■ TASK DIRECTIONS:
Copy out each line that includes the word "Government".

■ MATERIAL SHOWN:
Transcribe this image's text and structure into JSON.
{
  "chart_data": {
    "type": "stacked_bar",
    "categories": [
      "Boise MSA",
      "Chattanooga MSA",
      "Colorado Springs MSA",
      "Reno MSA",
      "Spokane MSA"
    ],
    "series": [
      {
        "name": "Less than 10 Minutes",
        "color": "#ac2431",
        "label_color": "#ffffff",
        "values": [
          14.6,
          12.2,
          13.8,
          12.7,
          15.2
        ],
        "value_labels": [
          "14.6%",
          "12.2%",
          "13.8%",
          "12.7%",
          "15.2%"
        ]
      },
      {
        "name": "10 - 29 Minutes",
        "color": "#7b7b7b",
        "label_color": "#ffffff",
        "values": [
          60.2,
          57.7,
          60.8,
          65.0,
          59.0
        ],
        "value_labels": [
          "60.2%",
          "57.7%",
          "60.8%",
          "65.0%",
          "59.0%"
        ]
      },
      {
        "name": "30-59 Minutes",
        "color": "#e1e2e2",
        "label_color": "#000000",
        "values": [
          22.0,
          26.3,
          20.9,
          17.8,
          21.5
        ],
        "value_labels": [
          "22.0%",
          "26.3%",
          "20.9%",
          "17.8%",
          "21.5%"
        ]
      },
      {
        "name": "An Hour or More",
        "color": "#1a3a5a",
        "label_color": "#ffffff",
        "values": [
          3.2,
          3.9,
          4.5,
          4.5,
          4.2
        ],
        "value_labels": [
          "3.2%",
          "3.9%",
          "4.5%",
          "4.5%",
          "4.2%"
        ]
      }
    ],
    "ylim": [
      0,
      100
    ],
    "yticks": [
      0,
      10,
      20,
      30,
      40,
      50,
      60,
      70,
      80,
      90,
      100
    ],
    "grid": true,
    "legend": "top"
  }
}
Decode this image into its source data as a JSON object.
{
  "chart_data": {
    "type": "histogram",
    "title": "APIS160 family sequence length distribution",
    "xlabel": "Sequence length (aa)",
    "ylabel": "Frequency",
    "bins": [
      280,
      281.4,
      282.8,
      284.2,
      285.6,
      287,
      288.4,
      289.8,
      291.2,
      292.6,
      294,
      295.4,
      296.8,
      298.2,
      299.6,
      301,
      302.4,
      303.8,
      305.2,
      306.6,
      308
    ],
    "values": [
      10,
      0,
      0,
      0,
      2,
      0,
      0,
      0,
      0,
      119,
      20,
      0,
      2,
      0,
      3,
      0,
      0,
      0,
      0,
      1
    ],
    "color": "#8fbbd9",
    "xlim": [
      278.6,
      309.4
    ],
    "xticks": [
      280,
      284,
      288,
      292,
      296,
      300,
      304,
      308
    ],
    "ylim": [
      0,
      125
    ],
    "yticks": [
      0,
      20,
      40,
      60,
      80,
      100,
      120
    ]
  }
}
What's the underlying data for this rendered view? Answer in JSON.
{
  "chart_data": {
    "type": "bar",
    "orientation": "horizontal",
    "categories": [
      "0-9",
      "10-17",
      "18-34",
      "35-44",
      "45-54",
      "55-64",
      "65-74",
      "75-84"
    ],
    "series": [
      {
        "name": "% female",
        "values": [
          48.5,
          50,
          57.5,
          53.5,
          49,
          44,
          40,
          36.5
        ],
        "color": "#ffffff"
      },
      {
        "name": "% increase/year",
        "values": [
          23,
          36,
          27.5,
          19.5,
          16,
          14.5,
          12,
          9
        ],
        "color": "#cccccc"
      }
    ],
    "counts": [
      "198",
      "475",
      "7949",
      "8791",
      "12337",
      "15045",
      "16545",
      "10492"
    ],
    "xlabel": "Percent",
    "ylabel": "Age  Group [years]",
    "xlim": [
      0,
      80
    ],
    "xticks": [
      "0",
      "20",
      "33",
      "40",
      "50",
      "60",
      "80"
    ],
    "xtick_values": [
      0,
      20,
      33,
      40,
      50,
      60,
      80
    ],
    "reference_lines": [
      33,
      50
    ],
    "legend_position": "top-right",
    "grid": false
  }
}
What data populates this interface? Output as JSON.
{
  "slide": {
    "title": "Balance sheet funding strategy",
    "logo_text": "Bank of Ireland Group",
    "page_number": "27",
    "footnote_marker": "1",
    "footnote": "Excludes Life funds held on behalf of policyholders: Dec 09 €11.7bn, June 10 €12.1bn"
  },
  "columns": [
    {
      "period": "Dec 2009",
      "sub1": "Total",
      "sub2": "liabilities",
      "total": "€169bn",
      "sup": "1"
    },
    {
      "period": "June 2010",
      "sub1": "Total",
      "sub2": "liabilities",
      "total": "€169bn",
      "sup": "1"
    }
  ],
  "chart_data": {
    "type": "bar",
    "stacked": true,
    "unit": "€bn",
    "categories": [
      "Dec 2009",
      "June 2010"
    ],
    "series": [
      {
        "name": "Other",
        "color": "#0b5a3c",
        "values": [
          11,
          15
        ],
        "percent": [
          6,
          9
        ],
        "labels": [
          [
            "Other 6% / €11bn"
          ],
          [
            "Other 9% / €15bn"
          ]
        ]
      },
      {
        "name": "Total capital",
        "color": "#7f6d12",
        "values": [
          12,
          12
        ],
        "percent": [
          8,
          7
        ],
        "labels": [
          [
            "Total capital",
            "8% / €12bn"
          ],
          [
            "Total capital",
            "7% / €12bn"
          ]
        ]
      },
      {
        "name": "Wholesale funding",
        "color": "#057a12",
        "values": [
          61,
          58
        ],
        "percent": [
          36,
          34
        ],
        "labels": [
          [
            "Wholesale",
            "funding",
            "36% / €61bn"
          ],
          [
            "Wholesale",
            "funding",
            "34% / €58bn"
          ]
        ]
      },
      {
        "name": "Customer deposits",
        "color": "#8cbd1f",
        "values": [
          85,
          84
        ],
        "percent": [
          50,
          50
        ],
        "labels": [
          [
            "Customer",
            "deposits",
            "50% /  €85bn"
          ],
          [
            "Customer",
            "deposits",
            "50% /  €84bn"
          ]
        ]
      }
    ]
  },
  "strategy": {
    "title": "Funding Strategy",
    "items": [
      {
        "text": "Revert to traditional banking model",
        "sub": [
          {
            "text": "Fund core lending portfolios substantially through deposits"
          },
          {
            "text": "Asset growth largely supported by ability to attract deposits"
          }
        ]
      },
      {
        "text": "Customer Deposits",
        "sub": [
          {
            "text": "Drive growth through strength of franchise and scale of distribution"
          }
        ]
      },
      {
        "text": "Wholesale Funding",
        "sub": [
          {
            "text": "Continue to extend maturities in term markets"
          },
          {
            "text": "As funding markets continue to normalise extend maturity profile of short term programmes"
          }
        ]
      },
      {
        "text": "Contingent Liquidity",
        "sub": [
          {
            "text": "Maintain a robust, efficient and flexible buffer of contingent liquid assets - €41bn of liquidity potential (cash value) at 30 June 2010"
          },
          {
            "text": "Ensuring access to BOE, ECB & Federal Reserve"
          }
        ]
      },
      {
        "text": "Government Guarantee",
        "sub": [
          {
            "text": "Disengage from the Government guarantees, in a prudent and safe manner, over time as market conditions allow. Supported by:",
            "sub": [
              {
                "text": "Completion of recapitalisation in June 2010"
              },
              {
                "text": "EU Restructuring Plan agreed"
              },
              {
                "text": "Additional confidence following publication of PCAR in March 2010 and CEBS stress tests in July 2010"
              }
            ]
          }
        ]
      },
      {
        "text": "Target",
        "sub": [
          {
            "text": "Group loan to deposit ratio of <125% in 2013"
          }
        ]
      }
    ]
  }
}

■ CORRECT RESPONSE:
        "text": "Government Guarantee",
            "text": "Disengage from the Government guarantees, in a prudent and safe manner, over time as market conditions allow. Supported by:",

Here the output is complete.